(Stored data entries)
========================================================================

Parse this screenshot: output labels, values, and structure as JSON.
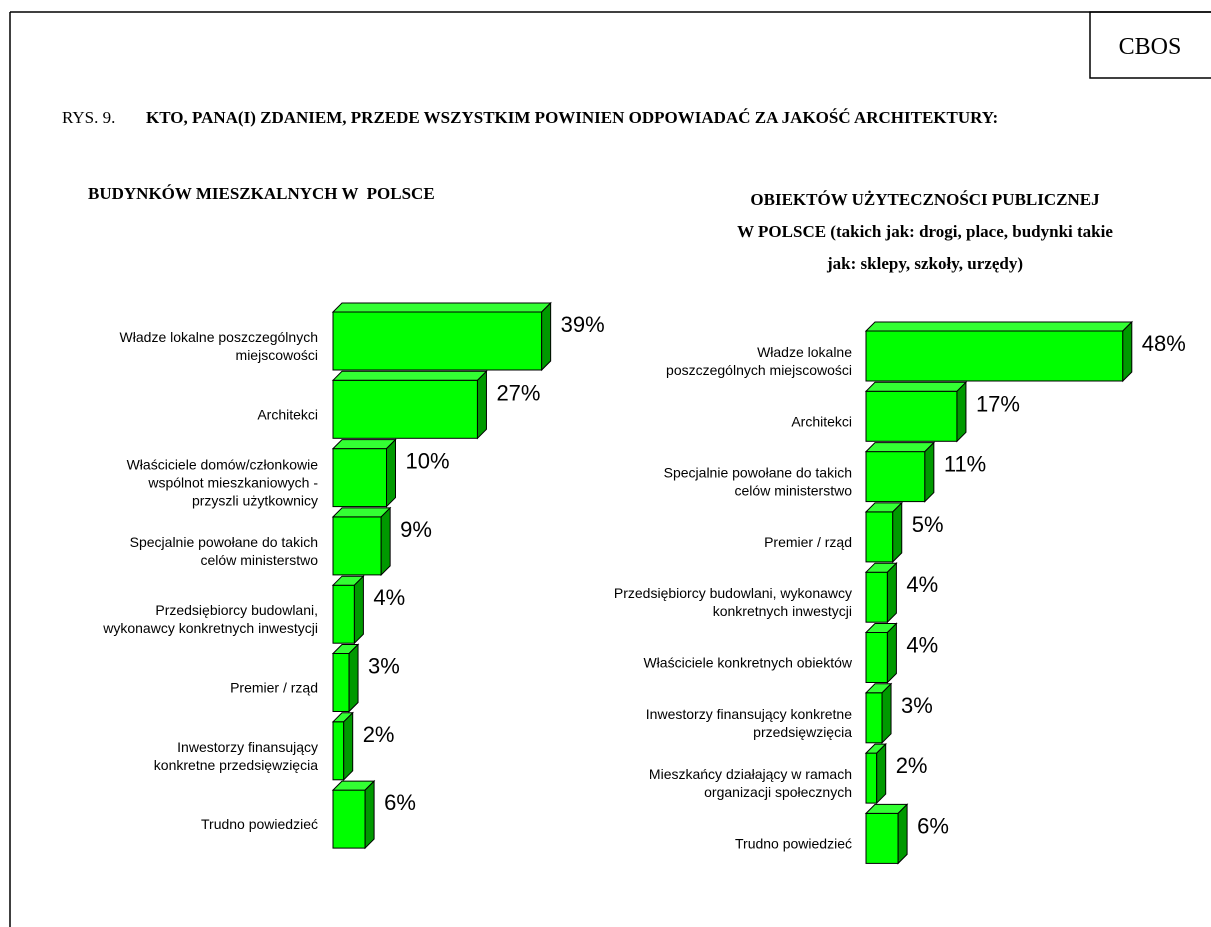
{
  "header": {
    "brand": "CBOS",
    "figure_label": "RYS. 9.",
    "title": "KTO, PANA(I) ZDANIEM, PRZEDE WSZYSTKIM POWINIEN ODPOWIADAĆ ZA JAKOŚĆ ARCHITEKTURY:"
  },
  "chart_data": [
    {
      "type": "bar3d",
      "title": "BUDYNKÓW MIESZKALNYCH W  POLSCE",
      "color": "#00ff00",
      "categories": [
        "Władze lokalne poszczególnych\nmiejscowości",
        "Architekci",
        "Właściciele domów/członkowie\nwspólnot mieszkaniowych -\nprzyszli użytkownicy",
        "Specjalnie powołane do takich\ncelów ministerstwo",
        "Przedsiębiorcy budowlani,\nwykonawcy konkretnych inwestycji",
        "Premier / rząd",
        "Inwestorzy finansujący\nkonkretne przedsięwzięcia",
        "Trudno powiedzieć"
      ],
      "values": [
        39,
        27,
        10,
        9,
        4,
        3,
        2,
        6
      ],
      "value_labels": [
        "39%",
        "27%",
        "10%",
        "9%",
        "4%",
        "3%",
        "2%",
        "6%"
      ]
    },
    {
      "type": "bar3d",
      "title": "OBIEKTÓW UŻYTECZNOŚCI PUBLICZNEJ\nW POLSCE (takich jak: drogi, place, budynki takie\njak: sklepy, szkoły, urzędy)",
      "color": "#00ff00",
      "categories": [
        "Władze lokalne\nposzczególnych  miejscowości",
        "Architekci",
        "Specjalnie powołane do takich\ncelów ministerstwo",
        "Premier / rząd",
        "Przedsiębiorcy budowlani, wykonawcy\nkonkretnych inwestycji",
        "Właściciele konkretnych obiektów",
        "Inwestorzy finansujący konkretne\nprzedsięwzięcia",
        "Mieszkańcy działający w ramach\norganizacji społecznych",
        "Trudno powiedzieć"
      ],
      "values": [
        48,
        17,
        11,
        5,
        4,
        4,
        3,
        2,
        6
      ],
      "value_labels": [
        "48%",
        "17%",
        "11%",
        "5%",
        "4%",
        "4%",
        "3%",
        "2%",
        "6%"
      ]
    }
  ]
}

========================================================================

Task prompt: Collect each line containing the string "Właściciele".

The solution:
        "Właściciele domów/członkowie\nwspólnot mieszkaniowych -\nprzyszli użytkownicy",
        "Właściciele konkretnych obiektów",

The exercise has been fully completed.